» Task
Write out each line beneath this one exactly as it reads.
|---|
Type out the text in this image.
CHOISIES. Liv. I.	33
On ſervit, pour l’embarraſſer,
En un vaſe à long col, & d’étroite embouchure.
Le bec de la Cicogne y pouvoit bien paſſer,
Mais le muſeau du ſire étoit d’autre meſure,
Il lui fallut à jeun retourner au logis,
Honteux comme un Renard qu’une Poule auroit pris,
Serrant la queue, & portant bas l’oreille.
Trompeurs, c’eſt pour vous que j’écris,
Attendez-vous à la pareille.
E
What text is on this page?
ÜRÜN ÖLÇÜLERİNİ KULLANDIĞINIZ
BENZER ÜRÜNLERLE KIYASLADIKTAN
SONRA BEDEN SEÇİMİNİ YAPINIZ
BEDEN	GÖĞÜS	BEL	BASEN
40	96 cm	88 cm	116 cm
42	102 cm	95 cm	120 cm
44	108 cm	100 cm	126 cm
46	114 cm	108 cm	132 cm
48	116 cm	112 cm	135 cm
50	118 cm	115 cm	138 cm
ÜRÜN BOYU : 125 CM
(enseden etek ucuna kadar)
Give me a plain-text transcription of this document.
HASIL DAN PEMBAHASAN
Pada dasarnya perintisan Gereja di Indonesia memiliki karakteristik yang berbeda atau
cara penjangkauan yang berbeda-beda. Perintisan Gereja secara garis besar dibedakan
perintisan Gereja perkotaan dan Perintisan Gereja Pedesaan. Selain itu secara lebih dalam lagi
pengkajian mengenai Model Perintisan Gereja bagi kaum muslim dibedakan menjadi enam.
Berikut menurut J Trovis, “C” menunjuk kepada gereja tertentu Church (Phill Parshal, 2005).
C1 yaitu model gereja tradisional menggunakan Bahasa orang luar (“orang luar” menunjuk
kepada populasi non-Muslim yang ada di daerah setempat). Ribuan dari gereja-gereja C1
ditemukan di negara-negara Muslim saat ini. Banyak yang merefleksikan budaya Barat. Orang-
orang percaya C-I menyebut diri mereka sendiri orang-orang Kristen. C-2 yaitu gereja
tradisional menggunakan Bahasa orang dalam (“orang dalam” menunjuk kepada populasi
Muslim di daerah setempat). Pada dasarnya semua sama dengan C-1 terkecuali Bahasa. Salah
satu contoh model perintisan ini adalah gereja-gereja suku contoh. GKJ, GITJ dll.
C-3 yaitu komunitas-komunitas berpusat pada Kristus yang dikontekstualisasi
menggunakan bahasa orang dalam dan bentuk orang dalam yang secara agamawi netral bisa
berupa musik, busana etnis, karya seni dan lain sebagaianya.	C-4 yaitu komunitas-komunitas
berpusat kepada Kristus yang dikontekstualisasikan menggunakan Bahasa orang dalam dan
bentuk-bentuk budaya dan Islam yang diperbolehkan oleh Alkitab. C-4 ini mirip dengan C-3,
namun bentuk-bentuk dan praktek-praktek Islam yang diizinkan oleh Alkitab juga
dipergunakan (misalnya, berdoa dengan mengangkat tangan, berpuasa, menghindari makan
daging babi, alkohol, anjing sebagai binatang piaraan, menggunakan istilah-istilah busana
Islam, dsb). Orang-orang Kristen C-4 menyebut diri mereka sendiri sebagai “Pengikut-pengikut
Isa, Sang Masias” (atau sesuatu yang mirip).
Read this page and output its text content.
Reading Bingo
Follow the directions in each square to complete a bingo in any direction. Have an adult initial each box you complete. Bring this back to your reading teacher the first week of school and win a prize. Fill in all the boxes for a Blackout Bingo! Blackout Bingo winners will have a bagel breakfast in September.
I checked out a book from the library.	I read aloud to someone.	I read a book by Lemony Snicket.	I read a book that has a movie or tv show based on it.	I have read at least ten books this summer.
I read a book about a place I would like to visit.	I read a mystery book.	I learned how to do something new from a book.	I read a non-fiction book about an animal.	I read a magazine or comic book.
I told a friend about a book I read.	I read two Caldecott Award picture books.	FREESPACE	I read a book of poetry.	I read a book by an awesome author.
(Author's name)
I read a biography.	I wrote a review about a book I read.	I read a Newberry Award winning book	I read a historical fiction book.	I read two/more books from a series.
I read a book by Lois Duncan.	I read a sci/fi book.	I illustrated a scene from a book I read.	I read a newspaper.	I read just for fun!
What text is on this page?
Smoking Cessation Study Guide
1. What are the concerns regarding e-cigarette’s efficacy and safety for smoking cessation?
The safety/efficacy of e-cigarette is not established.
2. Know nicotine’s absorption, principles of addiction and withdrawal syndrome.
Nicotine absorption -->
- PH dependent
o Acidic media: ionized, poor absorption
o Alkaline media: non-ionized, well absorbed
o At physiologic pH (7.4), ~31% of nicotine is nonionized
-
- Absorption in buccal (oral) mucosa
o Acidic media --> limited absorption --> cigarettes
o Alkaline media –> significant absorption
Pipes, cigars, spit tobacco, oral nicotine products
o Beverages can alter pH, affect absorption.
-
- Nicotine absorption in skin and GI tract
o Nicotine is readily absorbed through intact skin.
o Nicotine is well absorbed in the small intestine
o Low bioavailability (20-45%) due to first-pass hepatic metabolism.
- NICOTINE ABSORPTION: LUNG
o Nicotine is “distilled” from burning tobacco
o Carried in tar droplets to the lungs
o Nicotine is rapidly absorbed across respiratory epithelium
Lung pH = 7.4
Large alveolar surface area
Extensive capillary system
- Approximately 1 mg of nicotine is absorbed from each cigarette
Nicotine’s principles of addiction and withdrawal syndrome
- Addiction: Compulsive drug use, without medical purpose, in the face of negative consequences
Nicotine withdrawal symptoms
|---|
» Exercise result
Type out the text in this image.
CHOISIES. Liv. I.	33
On ſervit, pour l’embarraſſer,
En un vaſe à long col, & d’étroite embouchure.
Le bec de la Cicogne y pouvoit bien paſſer,
Mais le muſeau du ſire étoit d’autre meſure,
Il lui fallut à jeun retourner au logis,
Honteux comme un Renard qu’une Poule auroit pris,
Serrant la queue, & portant bas l’oreille.
Trompeurs, c’eſt pour vous que j’écris,
Attendez-vous à la pareille.
E
What text is on this page?
ÜRÜN ÖLÇÜLERİNİ KULLANDIĞINIZ
BENZER ÜRÜNLERLE KIYASLADIKTAN
SONRA BEDEN SEÇİMİNİ YAPINIZ
BEDEN	GÖĞÜS	BEL	BASEN
40	96 cm	88 cm	116 cm
42	102 cm	95 cm	120 cm
44	108 cm	100 cm	126 cm
46	114 cm	108 cm	132 cm
48	116 cm	112 cm	135 cm
50	118 cm	115 cm	138 cm
ÜRÜN BOYU : 125 CM
(enseden etek ucuna kadar)
Give me a plain-text transcription of this document.
HASIL DAN PEMBAHASAN
Pada dasarnya perintisan Gereja di Indonesia memiliki karakteristik yang berbeda atau
cara penjangkauan yang berbeda-beda. Perintisan Gereja secara garis besar dibedakan
perintisan Gereja perkotaan dan Perintisan Gereja Pedesaan. Selain itu secara lebih dalam lagi
pengkajian mengenai Model Perintisan Gereja bagi kaum muslim dibedakan menjadi enam.
Berikut menurut J Trovis, “C” menunjuk kepada gereja tertentu Church (Phill Parshal, 2005).
C1 yaitu model gereja tradisional menggunakan Bahasa orang luar (“orang luar” menunjuk
kepada populasi non-Muslim yang ada di daerah setempat). Ribuan dari gereja-gereja C1
ditemukan di negara-negara Muslim saat ini. Banyak yang merefleksikan budaya Barat. Orang-
orang percaya C-I menyebut diri mereka sendiri orang-orang Kristen. C-2 yaitu gereja
tradisional menggunakan Bahasa orang dalam (“orang dalam” menunjuk kepada populasi
Muslim di daerah setempat). Pada dasarnya semua sama dengan C-1 terkecuali Bahasa. Salah
satu contoh model perintisan ini adalah gereja-gereja suku contoh. GKJ, GITJ dll.
C-3 yaitu komunitas-komunitas berpusat pada Kristus yang dikontekstualisasi
menggunakan bahasa orang dalam dan bentuk orang dalam yang secara agamawi netral bisa
berupa musik, busana etnis, karya seni dan lain sebagaianya.	C-4 yaitu komunitas-komunitas
berpusat kepada Kristus yang dikontekstualisasikan menggunakan Bahasa orang dalam dan
bentuk-bentuk budaya dan Islam yang diperbolehkan oleh Alkitab. C-4 ini mirip dengan C-3,
namun bentuk-bentuk dan praktek-praktek Islam yang diizinkan oleh Alkitab juga
dipergunakan (misalnya, berdoa dengan mengangkat tangan, berpuasa, menghindari makan
daging babi, alkohol, anjing sebagai binatang piaraan, menggunakan istilah-istilah busana
Islam, dsb). Orang-orang Kristen C-4 menyebut diri mereka sendiri sebagai “Pengikut-pengikut
Isa, Sang Masias” (atau sesuatu yang mirip).
Read this page and output its text content.
Reading Bingo
Follow the directions in each square to complete a bingo in any direction. Have an adult initial each box you complete. Bring this back to your reading teacher the first week of school and win a prize. Fill in all the boxes for a Blackout Bingo! Blackout Bingo winners will have a bagel breakfast in September.
I checked out a book from the library.	I read aloud to someone.	I read a book by Lemony Snicket.	I read a book that has a movie or tv show based on it.	I have read at least ten books this summer.
I read a book about a place I would like to visit.	I read a mystery book.	I learned how to do something new from a book.	I read a non-fiction book about an animal.	I read a magazine or comic book.
I told a friend about a book I read.	I read two Caldecott Award picture books.	FREESPACE	I read a book of poetry.	I read a book by an awesome author.
(Author's name)
I read a biography.	I wrote a review about a book I read.	I read a Newberry Award winning book	I read a historical fiction book.	I read two/more books from a series.
I read a book by Lois Duncan.	I read a sci/fi book.	I illustrated a scene from a book I read.	I read a newspaper.	I read just for fun!
What text is on this page?
Smoking Cessation Study Guide
1. What are the concerns regarding e-cigarette’s efficacy and safety for smoking cessation?
The safety/efficacy of e-cigarette is not established.
2. Know nicotine’s absorption, principles of addiction and withdrawal syndrome.
Nicotine absorption -->
- PH dependent
o Acidic media: ionized, poor absorption
o Alkaline media: non-ionized, well absorbed
o At physiologic pH (7.4), ~31% of nicotine is nonionized
-
- Absorption in buccal (oral) mucosa
o Acidic media --> limited absorption --> cigarettes
o Alkaline media –> significant absorption
Pipes, cigars, spit tobacco, oral nicotine products
o Beverages can alter pH, affect absorption.
-
- Nicotine absorption in skin and GI tract
o Nicotine is readily absorbed through intact skin.
o Nicotine is well absorbed in the small intestine
o Low bioavailability (20-45%) due to first-pass hepatic metabolism.
- NICOTINE ABSORPTION: LUNG
o Nicotine is “distilled” from burning tobacco
o Carried in tar droplets to the lungs
o Nicotine is rapidly absorbed across respiratory epithelium
Lung pH = 7.4
Large alveolar surface area
Extensive capillary system
- Approximately 1 mg of nicotine is absorbed from each cigarette
Nicotine’s principles of addiction and withdrawal syndrome
- Addiction: Compulsive drug use, without medical purpose, in the face of negative consequences
Nicotine withdrawal symptoms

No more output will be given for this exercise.